◆ **WHAT THE TASK ASKS**
Repeat each entry as written and leave the images out of the copy.

[Records from a collection]
□ □ □ □ □
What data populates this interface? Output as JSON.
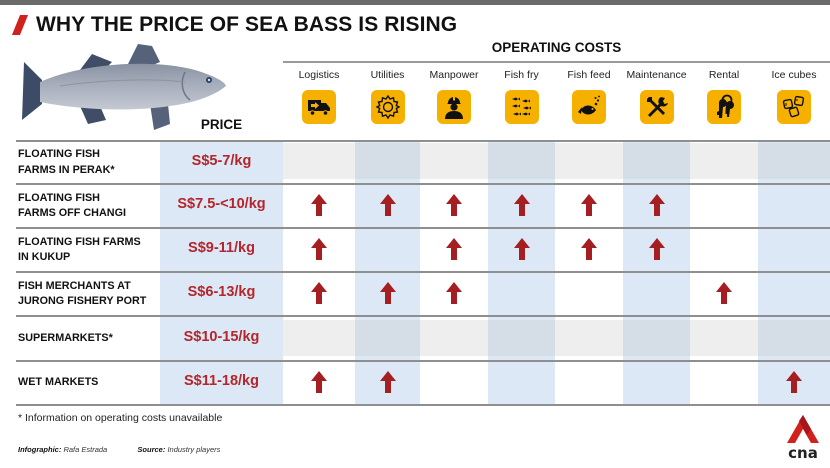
{
  "title": "WHY THE PRICE OF SEA BASS IS RISING",
  "operating_costs_header": "OPERATING COSTS",
  "price_header": "PRICE",
  "columns": [
    {
      "label": "Logistics",
      "icon": "truck-icon"
    },
    {
      "label": "Utilities",
      "icon": "gear-icon"
    },
    {
      "label": "Manpower",
      "icon": "worker-icon"
    },
    {
      "label": "Fish fry",
      "icon": "fish-fry-icon"
    },
    {
      "label": "Fish feed",
      "icon": "fish-feed-icon"
    },
    {
      "label": "Maintenance",
      "icon": "tools-icon"
    },
    {
      "label": "Rental",
      "icon": "keys-icon"
    },
    {
      "label": "Ice cubes",
      "icon": "ice-cubes-icon"
    }
  ],
  "rows": [
    {
      "label_lines": [
        "FLOATING FISH",
        "FARMS IN PERAK*"
      ],
      "price": "S$5-7/kg",
      "info_unavailable": true,
      "rising": []
    },
    {
      "label_lines": [
        "FLOATING FISH",
        "FARMS OFF CHANGI"
      ],
      "price": "S$7.5-<10/kg",
      "info_unavailable": false,
      "rising": [
        "Logistics",
        "Utilities",
        "Manpower",
        "Fish fry",
        "Fish feed",
        "Maintenance"
      ]
    },
    {
      "label_lines": [
        "FLOATING FISH FARMS",
        "IN KUKUP"
      ],
      "price": "S$9-11/kg",
      "info_unavailable": false,
      "rising": [
        "Logistics",
        "Manpower",
        "Fish fry",
        "Fish feed",
        "Maintenance"
      ]
    },
    {
      "label_lines": [
        "FISH MERCHANTS AT",
        "JURONG FISHERY PORT"
      ],
      "price": "S$6-13/kg",
      "info_unavailable": false,
      "rising": [
        "Logistics",
        "Utilities",
        "Manpower",
        "Rental"
      ]
    },
    {
      "label_lines": [
        "SUPERMARKETS*"
      ],
      "price": "S$10-15/kg",
      "info_unavailable": true,
      "rising": []
    },
    {
      "label_lines": [
        "WET MARKETS"
      ],
      "price": "S$11-18/kg",
      "info_unavailable": false,
      "rising": [
        "Logistics",
        "Utilities",
        "Ice cubes"
      ]
    }
  ],
  "footnote": "* Information on operating costs unavailable",
  "credits": {
    "infographic_label": "Infographic:",
    "infographic_value": "Rafa Estrada",
    "source_label": "Source:",
    "source_value": "Industry players"
  },
  "logo_text": "cna",
  "colors": {
    "accent_red": "#b3262b",
    "icon_yellow": "#f6b100",
    "column_blue": "#dce8f5",
    "brand_red": "#d0211c"
  },
  "chart_data": {
    "type": "table",
    "title": "WHY THE PRICE OF SEA BASS IS RISING",
    "column_group": "OPERATING COSTS",
    "columns": [
      "Price",
      "Logistics",
      "Utilities",
      "Manpower",
      "Fish fry",
      "Fish feed",
      "Maintenance",
      "Rental",
      "Ice cubes"
    ],
    "rows": [
      {
        "name": "Floating fish farms in Perak*",
        "price": "S$5-7/kg",
        "logistics": null,
        "utilities": null,
        "manpower": null,
        "fish_fry": null,
        "fish_feed": null,
        "maintenance": null,
        "rental": null,
        "ice_cubes": null
      },
      {
        "name": "Floating fish farms off Changi",
        "price": "S$7.5-<10/kg",
        "logistics": "up",
        "utilities": "up",
        "manpower": "up",
        "fish_fry": "up",
        "fish_feed": "up",
        "maintenance": "up",
        "rental": "",
        "ice_cubes": ""
      },
      {
        "name": "Floating fish farms in Kukup",
        "price": "S$9-11/kg",
        "logistics": "up",
        "utilities": "",
        "manpower": "up",
        "fish_fry": "up",
        "fish_feed": "up",
        "maintenance": "up",
        "rental": "",
        "ice_cubes": ""
      },
      {
        "name": "Fish merchants at Jurong Fishery Port",
        "price": "S$6-13/kg",
        "logistics": "up",
        "utilities": "up",
        "manpower": "up",
        "fish_fry": "",
        "fish_feed": "",
        "maintenance": "",
        "rental": "up",
        "ice_cubes": ""
      },
      {
        "name": "Supermarkets*",
        "price": "S$10-15/kg",
        "logistics": null,
        "utilities": null,
        "manpower": null,
        "fish_fry": null,
        "fish_feed": null,
        "maintenance": null,
        "rental": null,
        "ice_cubes": null
      },
      {
        "name": "Wet markets",
        "price": "S$11-18/kg",
        "logistics": "up",
        "utilities": "up",
        "manpower": "",
        "fish_fry": "",
        "fish_feed": "",
        "maintenance": "",
        "rental": "",
        "ice_cubes": "up"
      }
    ],
    "note": "* Information on operating costs unavailable"
  }
}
□ □ □ □ □
◆ **RESULT FOR THIS TASK**
What data populates this interface? Output as JSON.
{
  "title": "WHY THE PRICE OF SEA BASS IS RISING",
  "operating_costs_header": "OPERATING COSTS",
  "price_header": "PRICE",
  "columns": [
    {
      "label": "Logistics",
      "icon": "truck-icon"
    },
    {
      "label": "Utilities",
      "icon": "gear-icon"
    },
    {
      "label": "Manpower",
      "icon": "worker-icon"
    },
    {
      "label": "Fish fry",
      "icon": "fish-fry-icon"
    },
    {
      "label": "Fish feed",
      "icon": "fish-feed-icon"
    },
    {
      "label": "Maintenance",
      "icon": "tools-icon"
    },
    {
      "label": "Rental",
      "icon": "keys-icon"
    },
    {
      "label": "Ice cubes",
      "icon": "ice-cubes-icon"
    }
  ],
  "rows": [
    {
      "label_lines": [
        "FLOATING FISH",
        "FARMS IN PERAK*"
      ],
      "price": "S$5-7/kg",
      "info_unavailable": true,
      "rising": []
    },
    {
      "label_lines": [
        "FLOATING FISH",
        "FARMS OFF CHANGI"
      ],
      "price": "S$7.5-<10/kg",
      "info_unavailable": false,
      "rising": [
        "Logistics",
        "Utilities",
        "Manpower",
        "Fish fry",
        "Fish feed",
        "Maintenance"
      ]
    },
    {
      "label_lines": [
        "FLOATING FISH FARMS",
        "IN KUKUP"
      ],
      "price": "S$9-11/kg",
      "info_unavailable": false,
      "rising": [
        "Logistics",
        "Manpower",
        "Fish fry",
        "Fish feed",
        "Maintenance"
      ]
    },
    {
      "label_lines": [
        "FISH MERCHANTS AT",
        "JURONG FISHERY PORT"
      ],
      "price": "S$6-13/kg",
      "info_unavailable": false,
      "rising": [
        "Logistics",
        "Utilities",
        "Manpower",
        "Rental"
      ]
    },
    {
      "label_lines": [
        "SUPERMARKETS*"
      ],
      "price": "S$10-15/kg",
      "info_unavailable": true,
      "rising": []
    },
    {
      "label_lines": [
        "WET MARKETS"
      ],
      "price": "S$11-18/kg",
      "info_unavailable": false,
      "rising": [
        "Logistics",
        "Utilities",
        "Ice cubes"
      ]
    }
  ],
  "footnote": "* Information on operating costs unavailable",
  "credits": {
    "infographic_label": "Infographic:",
    "infographic_value": "Rafa Estrada",
    "source_label": "Source:",
    "source_value": "Industry players"
  },
  "logo_text": "cna",
  "colors": {
    "accent_red": "#b3262b",
    "icon_yellow": "#f6b100",
    "column_blue": "#dce8f5",
    "brand_red": "#d0211c"
  },
  "chart_data": {
    "type": "table",
    "title": "WHY THE PRICE OF SEA BASS IS RISING",
    "column_group": "OPERATING COSTS",
    "columns": [
      "Price",
      "Logistics",
      "Utilities",
      "Manpower",
      "Fish fry",
      "Fish feed",
      "Maintenance",
      "Rental",
      "Ice cubes"
    ],
    "rows": [
      {
        "name": "Floating fish farms in Perak*",
        "price": "S$5-7/kg",
        "logistics": null,
        "utilities": null,
        "manpower": null,
        "fish_fry": null,
        "fish_feed": null,
        "maintenance": null,
        "rental": null,
        "ice_cubes": null
      },
      {
        "name": "Floating fish farms off Changi",
        "price": "S$7.5-<10/kg",
        "logistics": "up",
        "utilities": "up",
        "manpower": "up",
        "fish_fry": "up",
        "fish_feed": "up",
        "maintenance": "up",
        "rental": "",
        "ice_cubes": ""
      },
      {
        "name": "Floating fish farms in Kukup",
        "price": "S$9-11/kg",
        "logistics": "up",
        "utilities": "",
        "manpower": "up",
        "fish_fry": "up",
        "fish_feed": "up",
        "maintenance": "up",
        "rental": "",
        "ice_cubes": ""
      },
      {
        "name": "Fish merchants at Jurong Fishery Port",
        "price": "S$6-13/kg",
        "logistics": "up",
        "utilities": "up",
        "manpower": "up",
        "fish_fry": "",
        "fish_feed": "",
        "maintenance": "",
        "rental": "up",
        "ice_cubes": ""
      },
      {
        "name": "Supermarkets*",
        "price": "S$10-15/kg",
        "logistics": null,
        "utilities": null,
        "manpower": null,
        "fish_fry": null,
        "fish_feed": null,
        "maintenance": null,
        "rental": null,
        "ice_cubes": null
      },
      {
        "name": "Wet markets",
        "price": "S$11-18/kg",
        "logistics": "up",
        "utilities": "up",
        "manpower": "",
        "fish_fry": "",
        "fish_feed": "",
        "maintenance": "",
        "rental": "",
        "ice_cubes": "up"
      }
    ],
    "note": "* Information on operating costs unavailable"
  }
}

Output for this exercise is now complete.